Exercise task: Locate and copy each line in the data that contains the word "SuperPoint".

Data for this task:
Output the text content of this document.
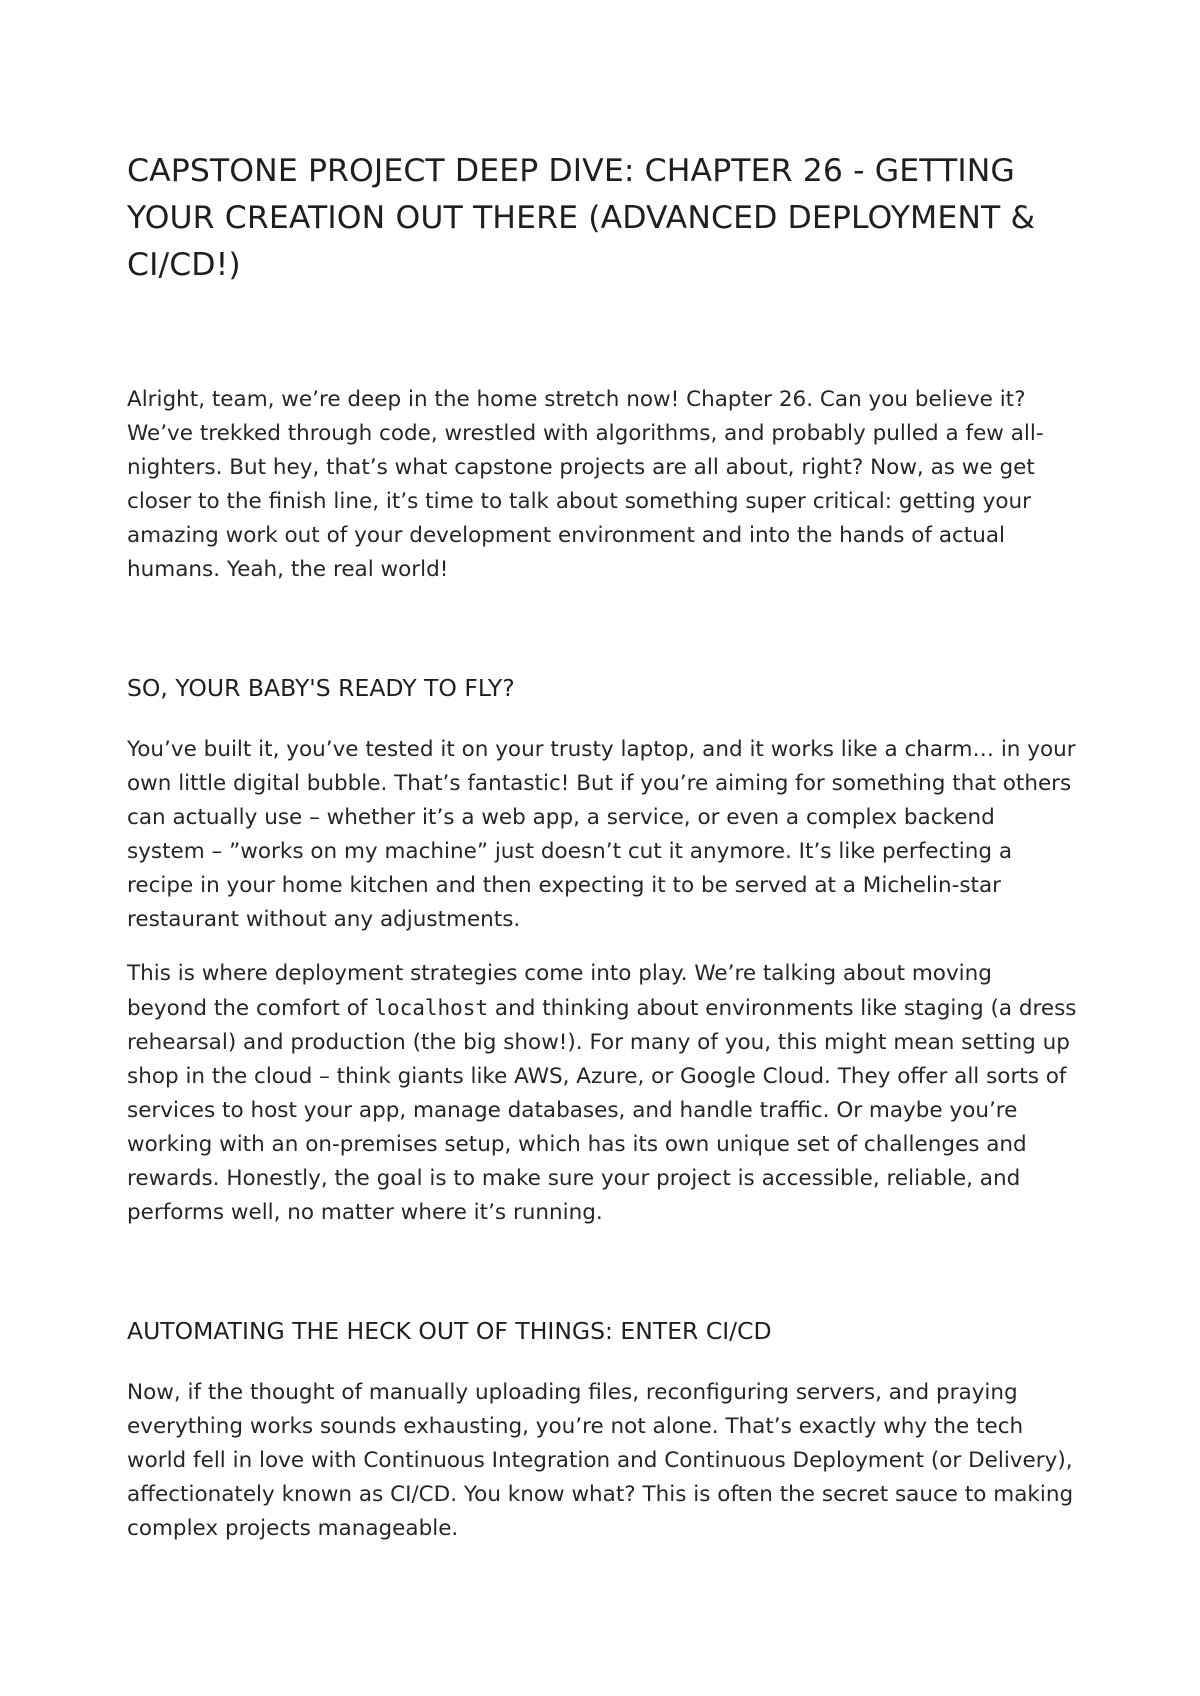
CAPSTONE PROJECT DEEP DIVE: CHAPTER 26 - GETTING YOUR CREATION OUT THERE (ADVANCED DEPLOYMENT & CI/CD!)

Alright, team, we’re deep in the home stretch now! Chapter 26. Can you believe it? We’ve trekked through code, wrestled with algorithms, and probably pulled a few all-nighters. But hey, that’s what capstone projects are all about, right? Now, as we get closer to the finish line, it’s time to talk about something super critical: getting your amazing work out of your development environment and into the hands of actual humans. Yeah, the real world!

SO, YOUR BABY'S READY TO FLY?

You’ve built it, you’ve tested it on your trusty laptop, and it works like a charm… in your own little digital bubble. That’s fantastic! But if you’re aiming for something that others can actually use – whether it’s a web app, a service, or even a complex backend system – ”works on my machine” just doesn’t cut it anymore. It’s like perfecting a recipe in your home kitchen and then expecting it to be served at a Michelin-star restaurant without any adjustments.

This is where deployment strategies come into play. We’re talking about moving beyond the comfort of localhost and thinking about environments like staging (a dress rehearsal) and production (the big show!). For many of you, this might mean setting up shop in the cloud – think giants like AWS, Azure, or Google Cloud. They offer all sorts of services to host your app, manage databases, and handle traffic. Or maybe you’re working with an on-premises setup, which has its own unique set of challenges and rewards. Honestly, the goal is to make sure your project is accessible, reliable, and performs well, no matter where it’s running.

AUTOMATING THE HECK OUT OF THINGS: ENTER CI/CD

Now, if the thought of manually uploading files, reconfiguring servers, and praying everything works sounds exhausting, you’re not alone. That’s exactly why the tech world fell in love with Continuous Integration and Continuous Deployment (or Delivery), affectionately known as CI/CD. You know what? This is often the secret sauce to making complex projects manageable.
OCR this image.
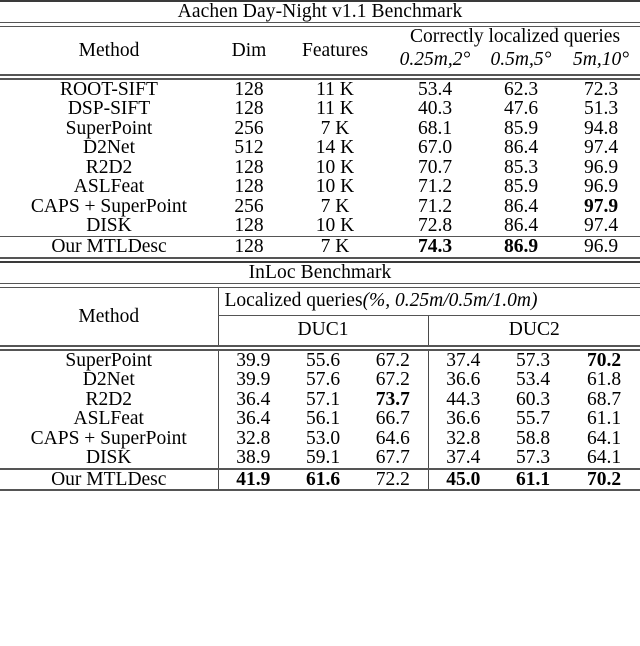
Aachen Day-Night v1.1 Benchmark
Method	Dim	Features	Correctly localized queries		
			0.25m,2°	0.5m,5°	5m,10°
ROOT-SIFT	128	11 K	53.4	62.3	72.3
DSP-SIFT	128	11 K	40.3	47.6	51.3
SuperPoint	256	7 K	68.1	85.9	94.8
D2Net	512	14 K	67.0	86.4	97.4
R2D2	128	10 K	70.7	85.3	96.9
ASLFeat	128	10 K	71.2	85.9	96.9
CAPS + SuperPoint	256	7 K	71.2	86.4	97.9
DISK	128	10 K	72.8	86.4	97.4
Our MTLDesc	128	7 K	74.3	86.9	96.9
InLoc Benchmark
Method	Localized queries(%, 0.25m/0.5m/1.0m)	
	DUC1	DUC2
SuperPoint	39.9	55.6	67.2	37.4	57.3	70.2
D2Net	39.9	57.6	67.2	36.6	53.4	61.8
R2D2	36.4	57.1	73.7	44.3	60.3	68.7
ASLFeat	36.4	56.1	66.7	36.6	55.7	61.1
CAPS + SuperPoint	32.8	53.0	64.6	32.8	58.8	64.1
DISK	38.9	59.1	67.7	37.4	57.3	64.1
Our MTLDesc	41.9	61.6	72.2	45.0	61.1	70.2
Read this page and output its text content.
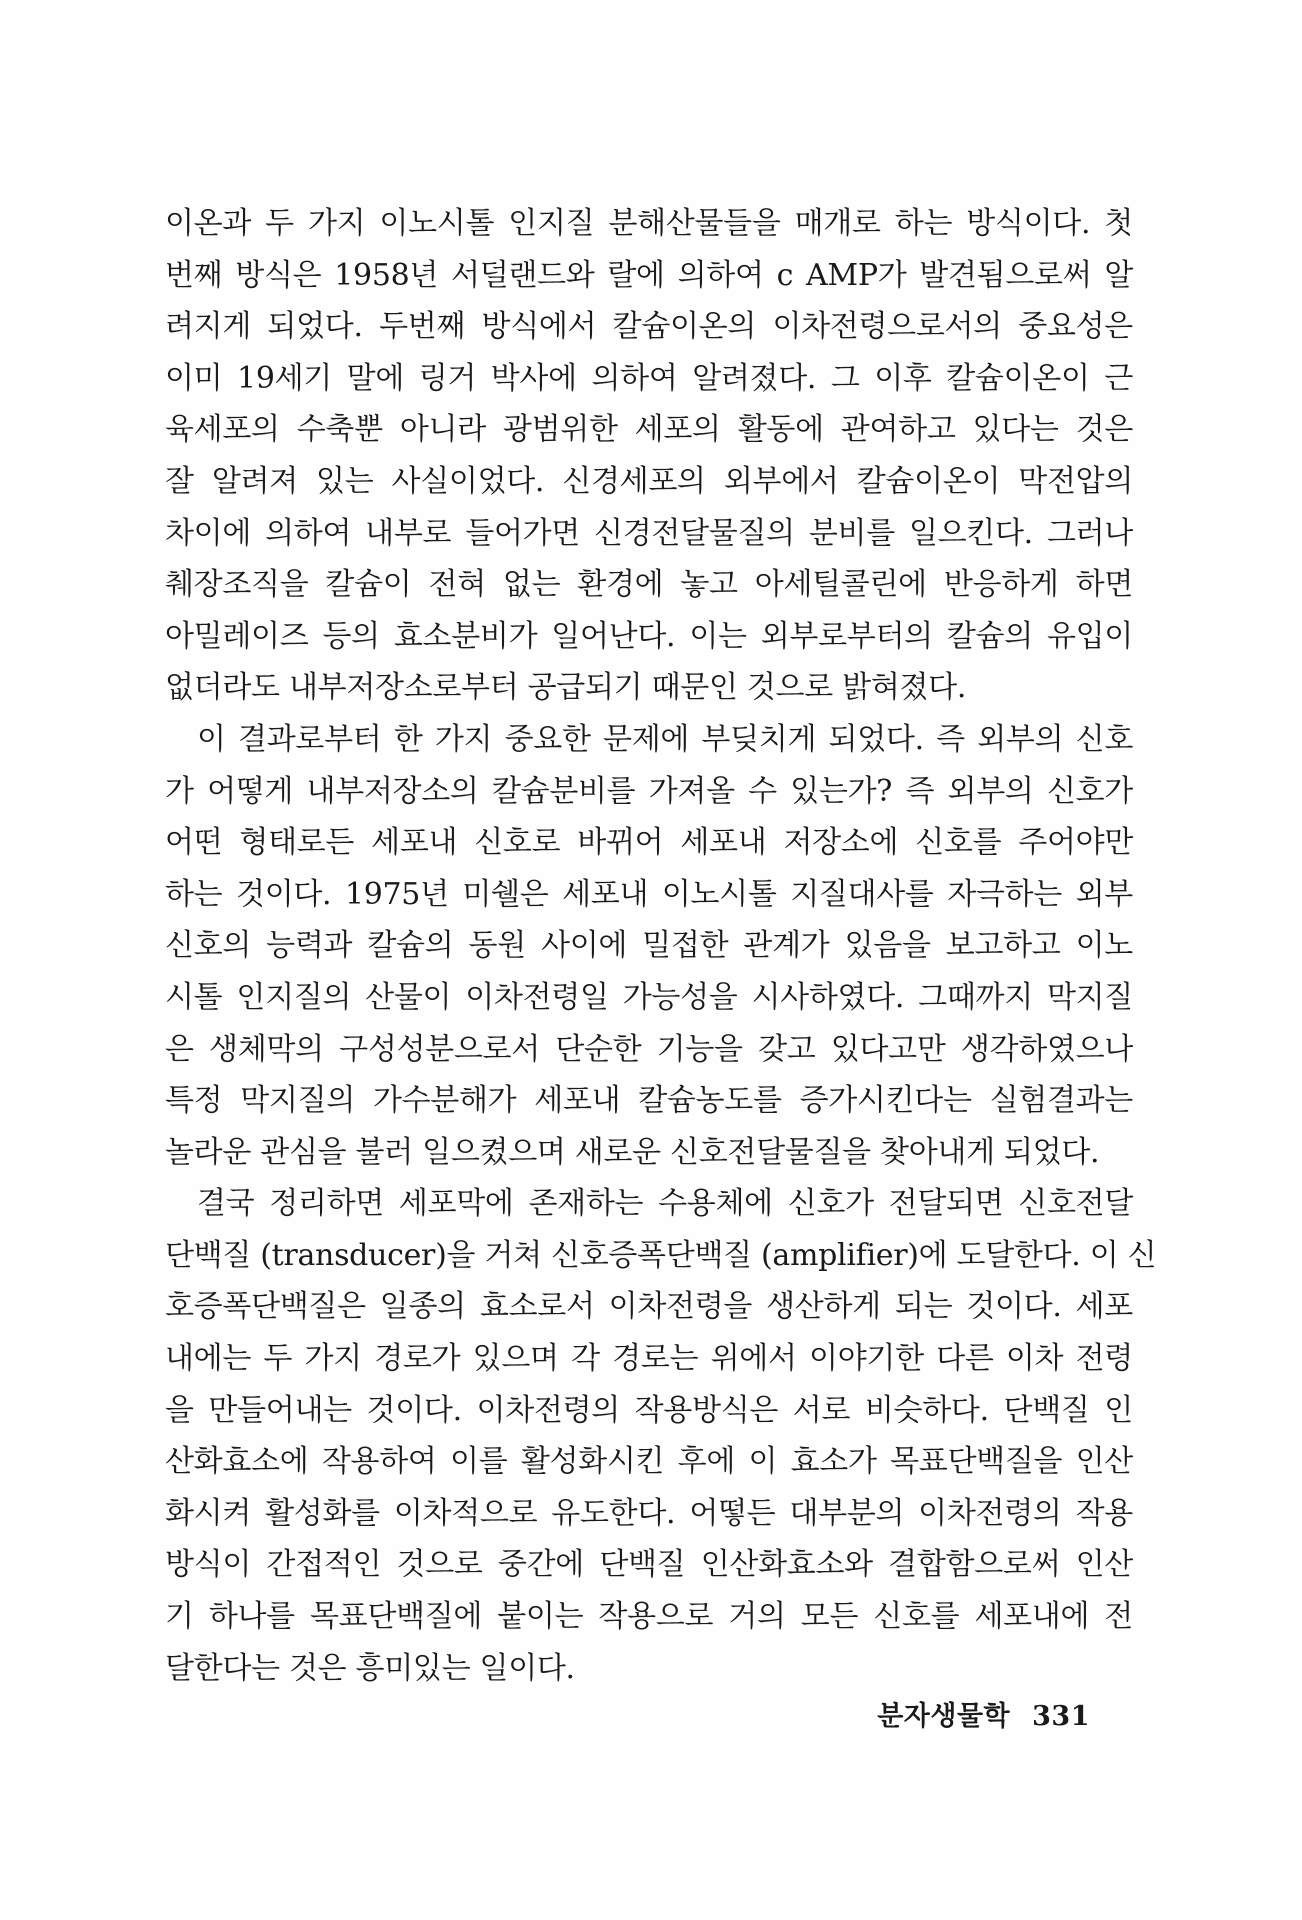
이온과 두 가지 이노시톨 인지질 분해산물들을 매개로 하는 방식이다. 첫
번째 방식은 1958년 서덜랜드와 랄에 의하여 c AMP가 발견됨으로써 알
려지게 되었다. 두번째 방식에서 칼슘이온의 이차전령으로서의 중요성은
이미 19세기 말에 링거 박사에 의하여 알려졌다. 그 이후 칼슘이온이 근
육세포의 수축뿐 아니라 광범위한 세포의 활동에 관여하고 있다는 것은
잘 알려져 있는 사실이었다. 신경세포의 외부에서 칼슘이온이 막전압의
차이에 의하여 내부로 들어가면 신경전달물질의 분비를 일으킨다. 그러나
췌장조직을 칼슘이 전혀 없는 환경에 놓고 아세틸콜린에 반응하게 하면
아밀레이즈 등의 효소분비가 일어난다. 이는 외부로부터의 칼슘의 유입이
없더라도 내부저장소로부터 공급되기 때문인 것으로 밝혀졌다.
이 결과로부터 한 가지 중요한 문제에 부딪치게 되었다. 즉 외부의 신호
가 어떻게 내부저장소의 칼슘분비를 가져올 수 있는가? 즉 외부의 신호가
어떤 형태로든 세포내 신호로 바뀌어 세포내 저장소에 신호를 주어야만
하는 것이다. 1975년 미쉘은 세포내 이노시톨 지질대사를 자극하는 외부
신호의 능력과 칼슘의 동원 사이에 밀접한 관계가 있음을 보고하고 이노
시톨 인지질의 산물이 이차전령일 가능성을 시사하였다. 그때까지 막지질
은 생체막의 구성성분으로서 단순한 기능을 갖고 있다고만 생각하였으나
특정 막지질의 가수분해가 세포내 칼슘농도를 증가시킨다는 실험결과는
놀라운 관심을 불러 일으켰으며 새로운 신호전달물질을 찾아내게 되었다.
결국 정리하면 세포막에 존재하는 수용체에 신호가 전달되면 신호전달
단백질 (transducer)을 거쳐 신호증폭단백질 (amplifier)에 도달한다. 이 신
호증폭단백질은 일종의 효소로서 이차전령을 생산하게 되는 것이다. 세포
내에는 두 가지 경로가 있으며 각 경로는 위에서 이야기한 다른 이차 전령
을 만들어내는 것이다. 이차전령의 작용방식은 서로 비슷하다. 단백질 인
산화효소에 작용하여 이를 활성화시킨 후에 이 효소가 목표단백질을 인산
화시켜 활성화를 이차적으로 유도한다. 어떻든 대부분의 이차전령의 작용
방식이 간접적인 것으로 중간에 단백질 인산화효소와 결합함으로써 인산
기 하나를 목표단백질에 붙이는 작용으로 거의 모든 신호를 세포내에 전
달한다는 것은 흥미있는 일이다.
분자생물학 331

Finished exercise:
SuperPoint	256	7 K	68.1	85.9	94.8
CAPS + SuperPoint	256	7 K	71.2	86.4	97.9
SuperPoint	39.9	55.6	67.2	37.4	57.3	70.2
CAPS + SuperPoint	32.8	53.0	64.6	32.8	58.8	64.1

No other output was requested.